** START **

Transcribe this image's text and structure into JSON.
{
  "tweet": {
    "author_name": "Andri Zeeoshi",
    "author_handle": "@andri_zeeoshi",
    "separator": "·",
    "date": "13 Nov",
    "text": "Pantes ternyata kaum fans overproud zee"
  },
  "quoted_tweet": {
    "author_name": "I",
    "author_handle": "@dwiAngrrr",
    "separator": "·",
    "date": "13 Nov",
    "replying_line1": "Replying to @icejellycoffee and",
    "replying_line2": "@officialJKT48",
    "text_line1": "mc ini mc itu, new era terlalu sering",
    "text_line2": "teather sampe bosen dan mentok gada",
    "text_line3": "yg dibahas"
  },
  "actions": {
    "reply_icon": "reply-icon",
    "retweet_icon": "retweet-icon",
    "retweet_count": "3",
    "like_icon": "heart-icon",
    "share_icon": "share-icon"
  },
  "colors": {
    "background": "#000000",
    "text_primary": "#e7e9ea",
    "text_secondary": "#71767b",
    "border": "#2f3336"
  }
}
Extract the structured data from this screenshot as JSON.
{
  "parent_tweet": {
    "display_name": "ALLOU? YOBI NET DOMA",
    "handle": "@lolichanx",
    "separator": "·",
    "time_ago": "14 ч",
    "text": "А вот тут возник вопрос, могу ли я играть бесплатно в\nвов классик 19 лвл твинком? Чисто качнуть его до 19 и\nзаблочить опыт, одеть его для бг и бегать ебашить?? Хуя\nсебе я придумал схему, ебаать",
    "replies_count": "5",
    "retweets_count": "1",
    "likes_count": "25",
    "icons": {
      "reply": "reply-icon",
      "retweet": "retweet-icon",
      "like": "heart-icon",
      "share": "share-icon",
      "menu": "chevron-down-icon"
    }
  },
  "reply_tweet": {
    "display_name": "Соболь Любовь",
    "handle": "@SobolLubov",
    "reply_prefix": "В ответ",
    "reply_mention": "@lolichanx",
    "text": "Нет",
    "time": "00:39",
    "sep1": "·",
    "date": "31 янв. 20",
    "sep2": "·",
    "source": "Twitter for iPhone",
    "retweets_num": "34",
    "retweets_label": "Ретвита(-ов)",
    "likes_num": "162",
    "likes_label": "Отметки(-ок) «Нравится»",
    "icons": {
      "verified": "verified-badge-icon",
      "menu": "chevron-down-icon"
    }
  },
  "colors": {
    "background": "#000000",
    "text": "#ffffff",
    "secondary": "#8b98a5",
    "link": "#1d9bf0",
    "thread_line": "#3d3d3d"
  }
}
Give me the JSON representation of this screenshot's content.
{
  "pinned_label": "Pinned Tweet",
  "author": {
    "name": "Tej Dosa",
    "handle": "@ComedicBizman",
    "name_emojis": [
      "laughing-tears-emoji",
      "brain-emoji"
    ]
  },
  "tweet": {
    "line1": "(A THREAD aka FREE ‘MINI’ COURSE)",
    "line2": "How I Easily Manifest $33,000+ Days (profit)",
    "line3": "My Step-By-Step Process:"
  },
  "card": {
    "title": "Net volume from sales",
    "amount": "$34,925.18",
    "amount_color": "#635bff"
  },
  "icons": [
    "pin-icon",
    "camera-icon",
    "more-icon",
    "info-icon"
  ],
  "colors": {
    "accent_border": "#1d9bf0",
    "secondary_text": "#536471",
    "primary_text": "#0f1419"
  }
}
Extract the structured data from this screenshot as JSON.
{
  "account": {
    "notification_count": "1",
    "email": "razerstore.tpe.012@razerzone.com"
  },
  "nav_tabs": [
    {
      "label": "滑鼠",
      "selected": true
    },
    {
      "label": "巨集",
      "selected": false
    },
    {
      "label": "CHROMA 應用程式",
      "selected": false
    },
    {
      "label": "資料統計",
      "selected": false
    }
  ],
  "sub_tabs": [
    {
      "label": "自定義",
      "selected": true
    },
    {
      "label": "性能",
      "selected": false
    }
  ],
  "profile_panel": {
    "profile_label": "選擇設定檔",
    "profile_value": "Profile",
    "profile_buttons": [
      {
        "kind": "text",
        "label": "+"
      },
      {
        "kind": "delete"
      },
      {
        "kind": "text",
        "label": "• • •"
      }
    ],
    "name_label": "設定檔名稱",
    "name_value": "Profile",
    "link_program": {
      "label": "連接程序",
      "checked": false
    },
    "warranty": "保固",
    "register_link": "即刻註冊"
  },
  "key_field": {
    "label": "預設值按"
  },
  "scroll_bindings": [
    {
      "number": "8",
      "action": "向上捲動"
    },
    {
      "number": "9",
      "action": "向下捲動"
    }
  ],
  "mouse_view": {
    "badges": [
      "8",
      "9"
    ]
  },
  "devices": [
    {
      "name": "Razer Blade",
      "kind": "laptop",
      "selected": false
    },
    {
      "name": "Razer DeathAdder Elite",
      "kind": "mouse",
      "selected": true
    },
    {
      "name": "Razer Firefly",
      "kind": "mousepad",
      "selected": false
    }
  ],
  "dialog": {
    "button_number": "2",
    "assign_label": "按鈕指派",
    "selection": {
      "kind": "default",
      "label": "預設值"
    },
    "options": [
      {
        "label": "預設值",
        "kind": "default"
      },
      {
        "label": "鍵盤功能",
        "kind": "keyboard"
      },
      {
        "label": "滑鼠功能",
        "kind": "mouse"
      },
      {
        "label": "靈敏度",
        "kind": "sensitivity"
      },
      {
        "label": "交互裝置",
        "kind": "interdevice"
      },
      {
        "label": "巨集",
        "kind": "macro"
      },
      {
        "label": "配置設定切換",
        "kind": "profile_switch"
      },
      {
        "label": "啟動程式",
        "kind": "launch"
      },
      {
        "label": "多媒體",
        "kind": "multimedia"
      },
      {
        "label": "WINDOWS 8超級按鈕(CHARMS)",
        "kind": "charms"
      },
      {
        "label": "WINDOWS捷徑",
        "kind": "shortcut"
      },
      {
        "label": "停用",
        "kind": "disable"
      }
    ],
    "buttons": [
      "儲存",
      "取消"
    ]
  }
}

** END **

### Exercise
Transcribe all of the material exactly. Omit nothing.

### The response
Transcribe this image's text and structure into JSON.
{
  "tweet": {
    "author_name": "Andri Zeeoshi",
    "author_handle": "@andri_zeeoshi",
    "separator": "·",
    "date": "13 Nov",
    "text": "Pantes ternyata kaum fans overproud zee"
  },
  "quoted_tweet": {
    "author_name": "I",
    "author_handle": "@dwiAngrrr",
    "separator": "·",
    "date": "13 Nov",
    "replying_line1": "Replying to @icejellycoffee and",
    "replying_line2": "@officialJKT48",
    "text_line1": "mc ini mc itu, new era terlalu sering",
    "text_line2": "teather sampe bosen dan mentok gada",
    "text_line3": "yg dibahas"
  },
  "actions": {
    "reply_icon": "reply-icon",
    "retweet_icon": "retweet-icon",
    "retweet_count": "3",
    "like_icon": "heart-icon",
    "share_icon": "share-icon"
  },
  "colors": {
    "background": "#000000",
    "text_primary": "#e7e9ea",
    "text_secondary": "#71767b",
    "border": "#2f3336"
  }
}
Extract the structured data from this screenshot as JSON.
{
  "parent_tweet": {
    "display_name": "ALLOU? YOBI NET DOMA",
    "handle": "@lolichanx",
    "separator": "·",
    "time_ago": "14 ч",
    "text": "А вот тут возник вопрос, могу ли я играть бесплатно в\nвов классик 19 лвл твинком? Чисто качнуть его до 19 и\nзаблочить опыт, одеть его для бг и бегать ебашить?? Хуя\nсебе я придумал схему, ебаать",
    "replies_count": "5",
    "retweets_count": "1",
    "likes_count": "25",
    "icons": {
      "reply": "reply-icon",
      "retweet": "retweet-icon",
      "like": "heart-icon",
      "share": "share-icon",
      "menu": "chevron-down-icon"
    }
  },
  "reply_tweet": {
    "display_name": "Соболь Любовь",
    "handle": "@SobolLubov",
    "reply_prefix": "В ответ",
    "reply_mention": "@lolichanx",
    "text": "Нет",
    "time": "00:39",
    "sep1": "·",
    "date": "31 янв. 20",
    "sep2": "·",
    "source": "Twitter for iPhone",
    "retweets_num": "34",
    "retweets_label": "Ретвита(-ов)",
    "likes_num": "162",
    "likes_label": "Отметки(-ок) «Нравится»",
    "icons": {
      "verified": "verified-badge-icon",
      "menu": "chevron-down-icon"
    }
  },
  "colors": {
    "background": "#000000",
    "text": "#ffffff",
    "secondary": "#8b98a5",
    "link": "#1d9bf0",
    "thread_line": "#3d3d3d"
  }
}
Give me the JSON representation of this screenshot's content.
{
  "pinned_label": "Pinned Tweet",
  "author": {
    "name": "Tej Dosa",
    "handle": "@ComedicBizman",
    "name_emojis": [
      "laughing-tears-emoji",
      "brain-emoji"
    ]
  },
  "tweet": {
    "line1": "(A THREAD aka FREE ‘MINI’ COURSE)",
    "line2": "How I Easily Manifest $33,000+ Days (profit)",
    "line3": "My Step-By-Step Process:"
  },
  "card": {
    "title": "Net volume from sales",
    "amount": "$34,925.18",
    "amount_color": "#635bff"
  },
  "icons": [
    "pin-icon",
    "camera-icon",
    "more-icon",
    "info-icon"
  ],
  "colors": {
    "accent_border": "#1d9bf0",
    "secondary_text": "#536471",
    "primary_text": "#0f1419"
  }
}
Extract the structured data from this screenshot as JSON.
{
  "account": {
    "notification_count": "1",
    "email": "razerstore.tpe.012@razerzone.com"
  },
  "nav_tabs": [
    {
      "label": "滑鼠",
      "selected": true
    },
    {
      "label": "巨集",
      "selected": false
    },
    {
      "label": "CHROMA 應用程式",
      "selected": false
    },
    {
      "label": "資料統計",
      "selected": false
    }
  ],
  "sub_tabs": [
    {
      "label": "自定義",
      "selected": true
    },
    {
      "label": "性能",
      "selected": false
    }
  ],
  "profile_panel": {
    "profile_label": "選擇設定檔",
    "profile_value": "Profile",
    "profile_buttons": [
      {
        "kind": "text",
        "label": "+"
      },
      {
        "kind": "delete"
      },
      {
        "kind": "text",
        "label": "• • •"
      }
    ],
    "name_label": "設定檔名稱",
    "name_value": "Profile",
    "link_program": {
      "label": "連接程序",
      "checked": false
    },
    "warranty": "保固",
    "register_link": "即刻註冊"
  },
  "key_field": {
    "label": "預設值按"
  },
  "scroll_bindings": [
    {
      "number": "8",
      "action": "向上捲動"
    },
    {
      "number": "9",
      "action": "向下捲動"
    }
  ],
  "mouse_view": {
    "badges": [
      "8",
      "9"
    ]
  },
  "devices": [
    {
      "name": "Razer Blade",
      "kind": "laptop",
      "selected": false
    },
    {
      "name": "Razer DeathAdder Elite",
      "kind": "mouse",
      "selected": true
    },
    {
      "name": "Razer Firefly",
      "kind": "mousepad",
      "selected": false
    }
  ],
  "dialog": {
    "button_number": "2",
    "assign_label": "按鈕指派",
    "selection": {
      "kind": "default",
      "label": "預設值"
    },
    "options": [
      {
        "label": "預設值",
        "kind": "default"
      },
      {
        "label": "鍵盤功能",
        "kind": "keyboard"
      },
      {
        "label": "滑鼠功能",
        "kind": "mouse"
      },
      {
        "label": "靈敏度",
        "kind": "sensitivity"
      },
      {
        "label": "交互裝置",
        "kind": "interdevice"
      },
      {
        "label": "巨集",
        "kind": "macro"
      },
      {
        "label": "配置設定切換",
        "kind": "profile_switch"
      },
      {
        "label": "啟動程式",
        "kind": "launch"
      },
      {
        "label": "多媒體",
        "kind": "multimedia"
      },
      {
        "label": "WINDOWS 8超級按鈕(CHARMS)",
        "kind": "charms"
      },
      {
        "label": "WINDOWS捷徑",
        "kind": "shortcut"
      },
      {
        "label": "停用",
        "kind": "disable"
      }
    ],
    "buttons": [
      "儲存",
      "取消"
    ]
  }
}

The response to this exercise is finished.